▸ **Directions for this task**: Work out how many lines hold the string "годах". Give that number and nothing more.

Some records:
★ ★ ★

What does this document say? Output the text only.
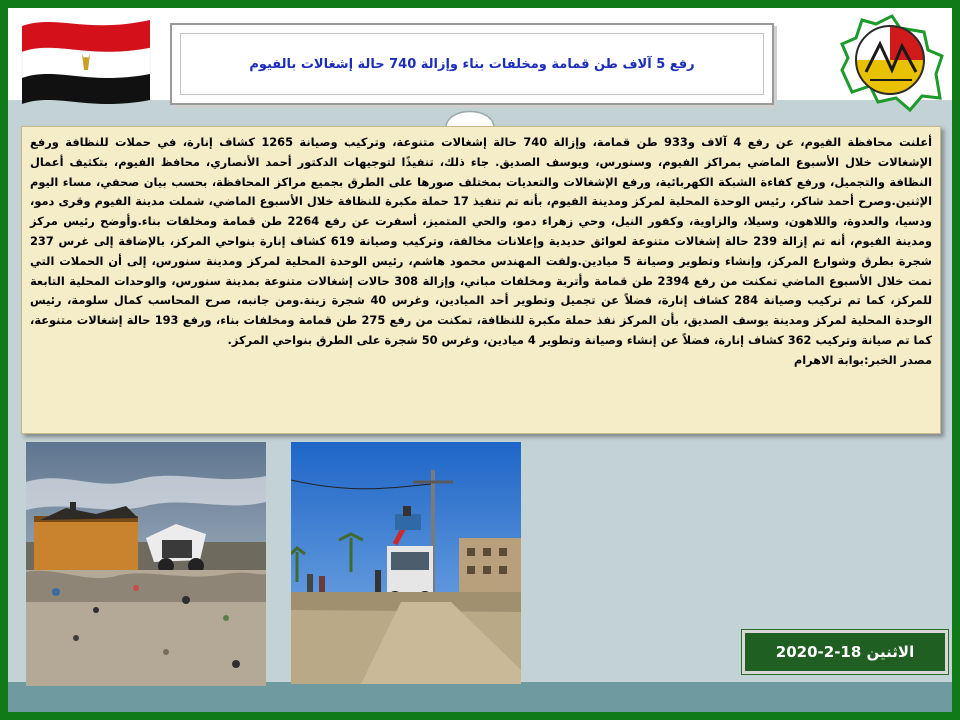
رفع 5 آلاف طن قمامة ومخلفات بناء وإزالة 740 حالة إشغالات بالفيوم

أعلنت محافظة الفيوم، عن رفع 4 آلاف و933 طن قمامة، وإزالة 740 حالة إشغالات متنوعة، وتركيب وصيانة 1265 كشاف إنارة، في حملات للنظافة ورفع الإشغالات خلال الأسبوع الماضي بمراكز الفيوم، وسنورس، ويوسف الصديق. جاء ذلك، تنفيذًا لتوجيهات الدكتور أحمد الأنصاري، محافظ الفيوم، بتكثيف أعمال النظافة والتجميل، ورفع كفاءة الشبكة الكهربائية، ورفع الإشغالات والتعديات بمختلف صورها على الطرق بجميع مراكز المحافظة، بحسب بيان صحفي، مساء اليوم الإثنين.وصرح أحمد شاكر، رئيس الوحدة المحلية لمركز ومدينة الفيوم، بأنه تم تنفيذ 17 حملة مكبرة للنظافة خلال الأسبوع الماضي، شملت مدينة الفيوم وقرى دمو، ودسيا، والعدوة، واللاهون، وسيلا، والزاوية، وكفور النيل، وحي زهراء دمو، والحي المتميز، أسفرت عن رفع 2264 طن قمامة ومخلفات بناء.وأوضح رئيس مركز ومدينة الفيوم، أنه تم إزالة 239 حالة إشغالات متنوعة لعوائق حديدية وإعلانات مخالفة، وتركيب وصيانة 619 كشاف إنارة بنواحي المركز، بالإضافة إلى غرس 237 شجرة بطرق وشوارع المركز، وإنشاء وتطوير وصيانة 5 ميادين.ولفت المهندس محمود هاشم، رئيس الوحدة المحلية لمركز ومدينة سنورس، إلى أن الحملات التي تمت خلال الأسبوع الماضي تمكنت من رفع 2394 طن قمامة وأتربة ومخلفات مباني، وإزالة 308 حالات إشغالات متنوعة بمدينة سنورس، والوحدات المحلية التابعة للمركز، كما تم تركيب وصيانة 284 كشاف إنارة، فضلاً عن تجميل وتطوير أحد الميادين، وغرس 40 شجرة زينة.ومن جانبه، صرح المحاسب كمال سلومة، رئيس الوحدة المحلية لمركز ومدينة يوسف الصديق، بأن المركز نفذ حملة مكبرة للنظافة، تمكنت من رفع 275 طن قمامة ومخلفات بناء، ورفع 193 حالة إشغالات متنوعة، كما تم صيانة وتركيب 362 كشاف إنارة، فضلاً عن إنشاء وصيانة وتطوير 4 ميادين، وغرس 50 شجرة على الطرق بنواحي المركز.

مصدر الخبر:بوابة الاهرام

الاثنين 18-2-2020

★ ★ ★

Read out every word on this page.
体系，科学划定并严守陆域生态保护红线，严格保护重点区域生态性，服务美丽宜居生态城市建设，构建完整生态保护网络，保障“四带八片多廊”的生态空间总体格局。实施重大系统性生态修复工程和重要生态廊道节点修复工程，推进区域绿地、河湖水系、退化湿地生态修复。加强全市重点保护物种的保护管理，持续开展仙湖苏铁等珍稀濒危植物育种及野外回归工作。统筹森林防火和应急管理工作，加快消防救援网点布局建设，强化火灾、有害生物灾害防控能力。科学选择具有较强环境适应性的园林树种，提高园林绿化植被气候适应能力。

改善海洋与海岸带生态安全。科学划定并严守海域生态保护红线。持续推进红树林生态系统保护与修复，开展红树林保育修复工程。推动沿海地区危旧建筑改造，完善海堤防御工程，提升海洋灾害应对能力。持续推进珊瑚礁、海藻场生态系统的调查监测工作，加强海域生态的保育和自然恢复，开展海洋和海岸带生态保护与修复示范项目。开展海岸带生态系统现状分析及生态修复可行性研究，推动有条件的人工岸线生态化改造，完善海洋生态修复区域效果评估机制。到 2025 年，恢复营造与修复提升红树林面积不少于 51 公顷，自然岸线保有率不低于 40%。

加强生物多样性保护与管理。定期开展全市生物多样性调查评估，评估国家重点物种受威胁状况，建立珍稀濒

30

★ ★ ★

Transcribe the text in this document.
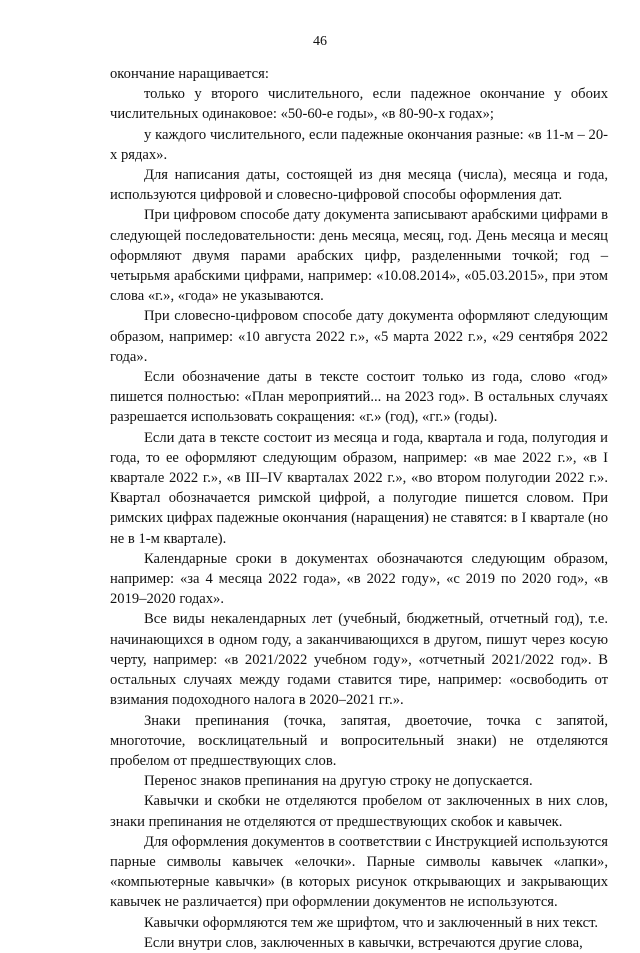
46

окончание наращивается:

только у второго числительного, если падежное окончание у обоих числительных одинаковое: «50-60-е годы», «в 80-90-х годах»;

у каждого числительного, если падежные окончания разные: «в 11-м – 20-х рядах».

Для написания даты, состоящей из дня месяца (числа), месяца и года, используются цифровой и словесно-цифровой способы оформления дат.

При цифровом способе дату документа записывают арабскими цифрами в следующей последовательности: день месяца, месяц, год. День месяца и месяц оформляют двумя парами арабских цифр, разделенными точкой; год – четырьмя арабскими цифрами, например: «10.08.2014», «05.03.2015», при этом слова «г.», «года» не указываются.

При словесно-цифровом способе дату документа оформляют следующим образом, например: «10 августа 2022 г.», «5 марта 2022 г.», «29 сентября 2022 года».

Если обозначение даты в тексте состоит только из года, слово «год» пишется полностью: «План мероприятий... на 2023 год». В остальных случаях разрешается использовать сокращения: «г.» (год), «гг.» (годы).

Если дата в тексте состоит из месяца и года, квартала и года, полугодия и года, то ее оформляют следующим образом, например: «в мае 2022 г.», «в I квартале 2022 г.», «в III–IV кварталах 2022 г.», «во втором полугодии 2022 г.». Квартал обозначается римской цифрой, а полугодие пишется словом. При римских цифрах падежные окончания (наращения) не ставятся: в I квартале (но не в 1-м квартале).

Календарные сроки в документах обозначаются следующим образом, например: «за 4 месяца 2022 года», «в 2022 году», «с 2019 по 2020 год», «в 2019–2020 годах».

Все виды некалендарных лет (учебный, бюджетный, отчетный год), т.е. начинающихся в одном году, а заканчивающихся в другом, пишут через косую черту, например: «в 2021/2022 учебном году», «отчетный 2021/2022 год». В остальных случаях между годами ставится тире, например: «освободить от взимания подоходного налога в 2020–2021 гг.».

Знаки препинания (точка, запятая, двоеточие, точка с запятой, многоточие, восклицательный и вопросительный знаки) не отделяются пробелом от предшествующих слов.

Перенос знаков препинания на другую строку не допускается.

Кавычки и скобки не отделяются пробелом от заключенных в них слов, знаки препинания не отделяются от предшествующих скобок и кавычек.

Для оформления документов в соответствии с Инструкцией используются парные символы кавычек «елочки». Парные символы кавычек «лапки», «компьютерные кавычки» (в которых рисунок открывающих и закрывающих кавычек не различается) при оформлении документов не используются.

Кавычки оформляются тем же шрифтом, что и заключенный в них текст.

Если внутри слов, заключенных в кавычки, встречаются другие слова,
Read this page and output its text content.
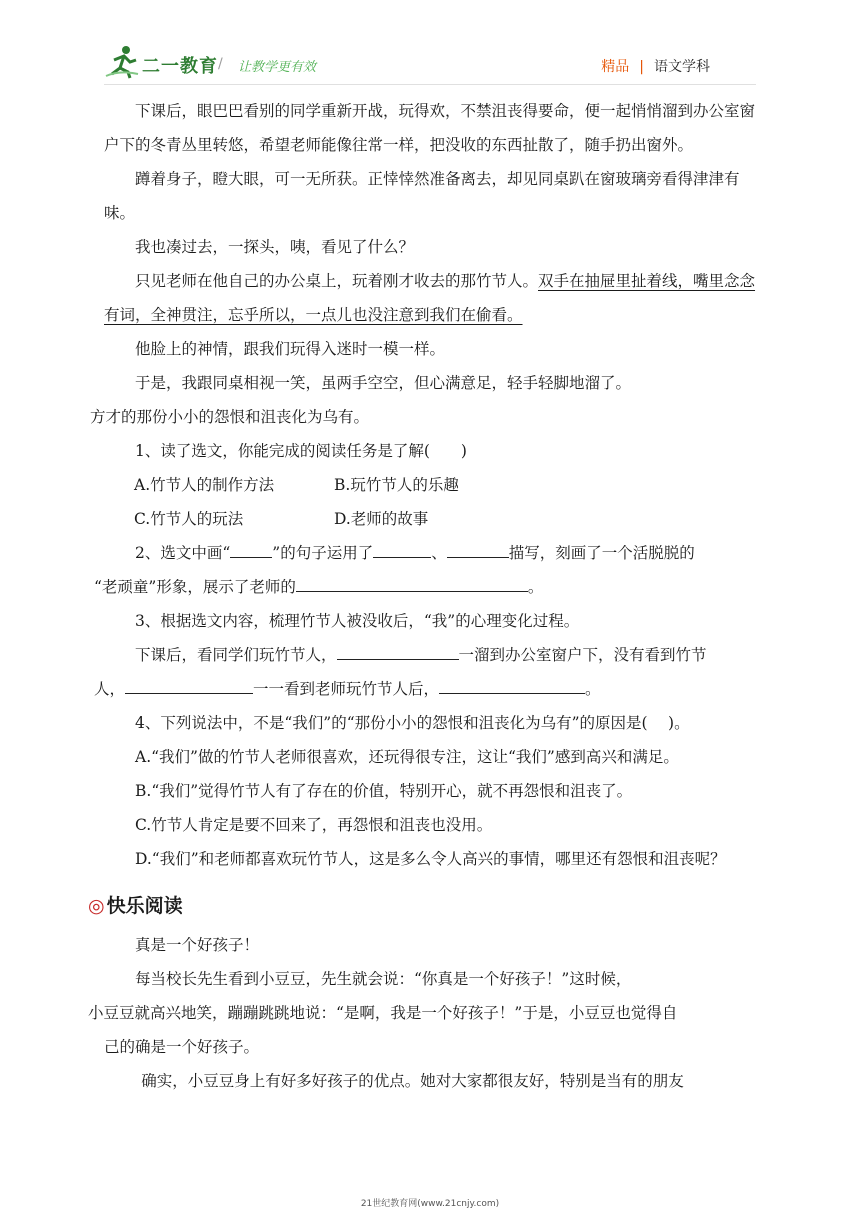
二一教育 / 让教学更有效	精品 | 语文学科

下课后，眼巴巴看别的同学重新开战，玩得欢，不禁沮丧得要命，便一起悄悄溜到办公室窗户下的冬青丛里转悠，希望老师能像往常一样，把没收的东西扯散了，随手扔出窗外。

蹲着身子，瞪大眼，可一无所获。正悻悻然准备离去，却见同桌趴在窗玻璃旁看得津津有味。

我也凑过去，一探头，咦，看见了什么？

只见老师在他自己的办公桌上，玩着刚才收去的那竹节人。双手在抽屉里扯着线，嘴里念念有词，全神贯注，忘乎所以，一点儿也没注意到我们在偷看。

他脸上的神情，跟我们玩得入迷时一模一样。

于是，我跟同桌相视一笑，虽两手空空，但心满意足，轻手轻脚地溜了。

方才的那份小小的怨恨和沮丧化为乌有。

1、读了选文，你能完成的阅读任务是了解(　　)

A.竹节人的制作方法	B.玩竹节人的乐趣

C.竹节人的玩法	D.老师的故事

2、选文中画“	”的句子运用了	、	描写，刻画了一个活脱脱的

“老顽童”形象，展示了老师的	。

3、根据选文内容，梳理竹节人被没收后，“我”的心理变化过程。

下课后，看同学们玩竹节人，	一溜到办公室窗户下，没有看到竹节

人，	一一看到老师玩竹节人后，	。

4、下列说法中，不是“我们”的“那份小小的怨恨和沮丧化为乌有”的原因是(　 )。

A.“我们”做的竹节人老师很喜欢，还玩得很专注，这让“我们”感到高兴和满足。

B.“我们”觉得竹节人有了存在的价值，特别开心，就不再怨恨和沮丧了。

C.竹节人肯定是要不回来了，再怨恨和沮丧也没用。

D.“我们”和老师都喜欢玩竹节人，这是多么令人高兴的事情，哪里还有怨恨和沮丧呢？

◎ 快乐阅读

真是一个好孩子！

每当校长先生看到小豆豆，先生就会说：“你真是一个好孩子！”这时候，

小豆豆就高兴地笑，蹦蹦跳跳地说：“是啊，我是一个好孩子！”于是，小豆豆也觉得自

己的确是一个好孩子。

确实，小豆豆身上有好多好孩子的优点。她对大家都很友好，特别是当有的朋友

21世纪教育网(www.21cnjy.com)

★ ★ ★

▸ **Solution to this task**: 2